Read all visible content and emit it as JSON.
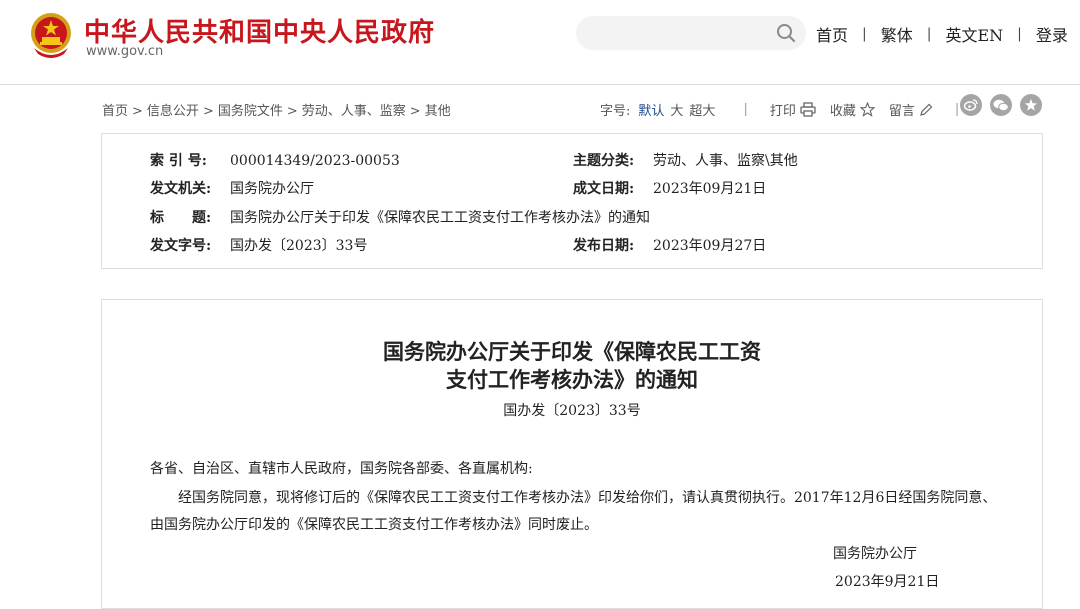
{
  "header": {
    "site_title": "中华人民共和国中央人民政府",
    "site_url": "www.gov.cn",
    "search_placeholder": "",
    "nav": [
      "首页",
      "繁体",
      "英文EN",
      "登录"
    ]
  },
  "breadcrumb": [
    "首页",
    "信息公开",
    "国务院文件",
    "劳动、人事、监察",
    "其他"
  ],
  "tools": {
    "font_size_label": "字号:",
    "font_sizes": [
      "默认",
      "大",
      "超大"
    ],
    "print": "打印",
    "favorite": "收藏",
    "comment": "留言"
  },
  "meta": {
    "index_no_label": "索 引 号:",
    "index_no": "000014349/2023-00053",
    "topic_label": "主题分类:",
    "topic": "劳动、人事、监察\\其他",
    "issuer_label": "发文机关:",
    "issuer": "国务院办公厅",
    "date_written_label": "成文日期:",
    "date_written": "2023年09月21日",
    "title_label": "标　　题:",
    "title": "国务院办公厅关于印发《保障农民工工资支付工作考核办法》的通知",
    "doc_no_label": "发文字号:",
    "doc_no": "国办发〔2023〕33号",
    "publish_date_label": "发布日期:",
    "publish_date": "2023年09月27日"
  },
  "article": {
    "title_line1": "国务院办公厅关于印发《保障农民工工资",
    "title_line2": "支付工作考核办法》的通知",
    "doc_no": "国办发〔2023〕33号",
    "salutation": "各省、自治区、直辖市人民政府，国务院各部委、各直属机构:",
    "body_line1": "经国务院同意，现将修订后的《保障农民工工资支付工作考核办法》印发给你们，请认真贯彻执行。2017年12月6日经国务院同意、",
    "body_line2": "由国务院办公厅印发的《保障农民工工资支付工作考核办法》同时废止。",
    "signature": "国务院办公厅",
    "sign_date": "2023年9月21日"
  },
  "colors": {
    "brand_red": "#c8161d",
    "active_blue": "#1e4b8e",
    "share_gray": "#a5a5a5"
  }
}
==============================
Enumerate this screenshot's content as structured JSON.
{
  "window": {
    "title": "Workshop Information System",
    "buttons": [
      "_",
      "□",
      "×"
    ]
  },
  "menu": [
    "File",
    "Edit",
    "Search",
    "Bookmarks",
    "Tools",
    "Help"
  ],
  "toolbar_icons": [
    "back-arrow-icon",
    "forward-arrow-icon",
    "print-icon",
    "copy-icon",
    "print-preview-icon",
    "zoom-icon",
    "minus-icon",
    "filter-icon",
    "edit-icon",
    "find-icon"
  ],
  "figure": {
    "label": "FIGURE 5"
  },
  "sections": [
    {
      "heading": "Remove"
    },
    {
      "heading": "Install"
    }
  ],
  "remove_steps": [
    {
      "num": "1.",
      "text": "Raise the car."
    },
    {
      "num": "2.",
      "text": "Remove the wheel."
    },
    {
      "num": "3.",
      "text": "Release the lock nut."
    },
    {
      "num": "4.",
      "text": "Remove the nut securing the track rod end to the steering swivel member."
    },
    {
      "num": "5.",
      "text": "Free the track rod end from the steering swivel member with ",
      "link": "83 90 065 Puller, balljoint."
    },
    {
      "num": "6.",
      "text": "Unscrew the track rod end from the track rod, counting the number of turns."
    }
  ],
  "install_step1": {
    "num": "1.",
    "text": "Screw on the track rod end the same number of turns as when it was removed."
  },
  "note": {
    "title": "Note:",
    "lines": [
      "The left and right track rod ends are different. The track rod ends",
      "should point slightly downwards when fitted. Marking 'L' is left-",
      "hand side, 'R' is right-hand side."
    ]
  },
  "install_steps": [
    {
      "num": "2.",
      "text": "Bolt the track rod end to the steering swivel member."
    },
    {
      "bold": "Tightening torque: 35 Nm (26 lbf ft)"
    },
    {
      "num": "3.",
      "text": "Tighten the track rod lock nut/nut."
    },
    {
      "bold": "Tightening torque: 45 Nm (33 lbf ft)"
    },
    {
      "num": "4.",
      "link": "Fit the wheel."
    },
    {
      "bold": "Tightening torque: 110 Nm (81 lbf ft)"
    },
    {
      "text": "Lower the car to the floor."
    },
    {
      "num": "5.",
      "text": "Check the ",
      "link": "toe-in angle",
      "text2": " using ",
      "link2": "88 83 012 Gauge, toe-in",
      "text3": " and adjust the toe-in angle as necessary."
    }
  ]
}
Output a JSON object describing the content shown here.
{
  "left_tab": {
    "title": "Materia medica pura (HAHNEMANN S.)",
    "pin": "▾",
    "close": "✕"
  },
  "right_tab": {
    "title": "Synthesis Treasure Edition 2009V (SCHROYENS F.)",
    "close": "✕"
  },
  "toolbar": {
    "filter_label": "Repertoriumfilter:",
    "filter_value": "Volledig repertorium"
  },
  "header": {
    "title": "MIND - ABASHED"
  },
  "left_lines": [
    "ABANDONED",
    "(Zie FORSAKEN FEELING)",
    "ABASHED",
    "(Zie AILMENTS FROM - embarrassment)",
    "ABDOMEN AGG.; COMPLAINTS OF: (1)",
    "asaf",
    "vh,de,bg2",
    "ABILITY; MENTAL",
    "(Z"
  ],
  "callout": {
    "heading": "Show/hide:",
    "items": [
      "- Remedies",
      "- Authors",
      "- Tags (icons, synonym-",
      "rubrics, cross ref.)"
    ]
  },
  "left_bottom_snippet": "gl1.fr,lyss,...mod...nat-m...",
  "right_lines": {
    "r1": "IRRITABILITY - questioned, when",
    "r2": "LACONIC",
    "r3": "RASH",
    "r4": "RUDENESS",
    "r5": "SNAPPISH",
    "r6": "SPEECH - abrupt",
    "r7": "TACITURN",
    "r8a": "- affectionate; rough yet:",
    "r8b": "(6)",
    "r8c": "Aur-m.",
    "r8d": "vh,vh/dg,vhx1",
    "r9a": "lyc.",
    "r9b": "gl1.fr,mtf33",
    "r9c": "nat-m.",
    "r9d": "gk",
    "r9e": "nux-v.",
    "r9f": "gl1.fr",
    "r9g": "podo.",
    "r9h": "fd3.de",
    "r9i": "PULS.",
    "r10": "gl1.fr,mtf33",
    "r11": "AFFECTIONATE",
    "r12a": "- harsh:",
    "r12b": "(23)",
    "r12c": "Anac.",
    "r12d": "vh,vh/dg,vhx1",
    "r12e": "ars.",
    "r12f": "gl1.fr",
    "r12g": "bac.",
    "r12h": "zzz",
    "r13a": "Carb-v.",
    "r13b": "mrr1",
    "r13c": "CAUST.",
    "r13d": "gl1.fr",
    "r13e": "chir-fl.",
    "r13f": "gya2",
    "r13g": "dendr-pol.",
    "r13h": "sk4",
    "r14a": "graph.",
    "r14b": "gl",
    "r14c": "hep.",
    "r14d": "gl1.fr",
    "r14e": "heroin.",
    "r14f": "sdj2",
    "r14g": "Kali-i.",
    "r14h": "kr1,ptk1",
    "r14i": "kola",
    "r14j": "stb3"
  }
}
==============================
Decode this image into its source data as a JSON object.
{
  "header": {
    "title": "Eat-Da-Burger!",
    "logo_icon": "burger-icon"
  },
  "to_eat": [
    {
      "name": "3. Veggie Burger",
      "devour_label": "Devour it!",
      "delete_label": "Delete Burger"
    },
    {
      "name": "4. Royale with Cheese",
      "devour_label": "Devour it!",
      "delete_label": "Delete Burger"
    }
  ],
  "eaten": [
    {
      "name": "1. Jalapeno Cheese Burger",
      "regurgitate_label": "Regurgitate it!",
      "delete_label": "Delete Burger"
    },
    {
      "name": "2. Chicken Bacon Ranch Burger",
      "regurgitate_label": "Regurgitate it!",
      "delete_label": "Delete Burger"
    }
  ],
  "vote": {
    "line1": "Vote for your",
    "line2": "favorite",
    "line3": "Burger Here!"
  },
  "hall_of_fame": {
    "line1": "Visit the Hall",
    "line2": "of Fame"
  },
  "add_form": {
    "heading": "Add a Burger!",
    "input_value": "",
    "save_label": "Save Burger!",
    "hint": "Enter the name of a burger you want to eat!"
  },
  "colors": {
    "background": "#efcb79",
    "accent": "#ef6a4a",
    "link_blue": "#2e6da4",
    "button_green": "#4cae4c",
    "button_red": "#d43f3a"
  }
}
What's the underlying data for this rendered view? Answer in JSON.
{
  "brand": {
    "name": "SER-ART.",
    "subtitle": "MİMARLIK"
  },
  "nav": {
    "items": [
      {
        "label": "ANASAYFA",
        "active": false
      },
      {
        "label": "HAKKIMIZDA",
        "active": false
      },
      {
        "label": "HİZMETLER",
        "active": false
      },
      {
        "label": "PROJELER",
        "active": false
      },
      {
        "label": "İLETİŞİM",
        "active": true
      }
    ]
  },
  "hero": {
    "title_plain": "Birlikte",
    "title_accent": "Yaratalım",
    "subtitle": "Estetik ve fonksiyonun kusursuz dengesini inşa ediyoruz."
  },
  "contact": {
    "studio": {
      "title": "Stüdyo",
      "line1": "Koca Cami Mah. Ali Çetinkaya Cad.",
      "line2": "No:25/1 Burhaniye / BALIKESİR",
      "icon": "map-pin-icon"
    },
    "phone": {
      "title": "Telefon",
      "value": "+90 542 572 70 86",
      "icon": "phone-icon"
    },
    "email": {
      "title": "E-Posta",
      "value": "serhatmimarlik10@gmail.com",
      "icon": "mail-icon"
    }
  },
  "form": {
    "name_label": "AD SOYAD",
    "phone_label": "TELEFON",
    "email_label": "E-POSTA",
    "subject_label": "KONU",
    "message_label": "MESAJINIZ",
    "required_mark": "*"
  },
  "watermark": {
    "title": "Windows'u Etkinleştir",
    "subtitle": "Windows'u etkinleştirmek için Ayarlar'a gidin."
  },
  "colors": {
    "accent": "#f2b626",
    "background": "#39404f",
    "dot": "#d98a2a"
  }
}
==============================
§ The exercise:
Gather every line containing the word "data" and copy it.

§ Task answer:
Decode this image into its source data as a JSON object.
What's the underlying data for this rendered view? Answer in JSON.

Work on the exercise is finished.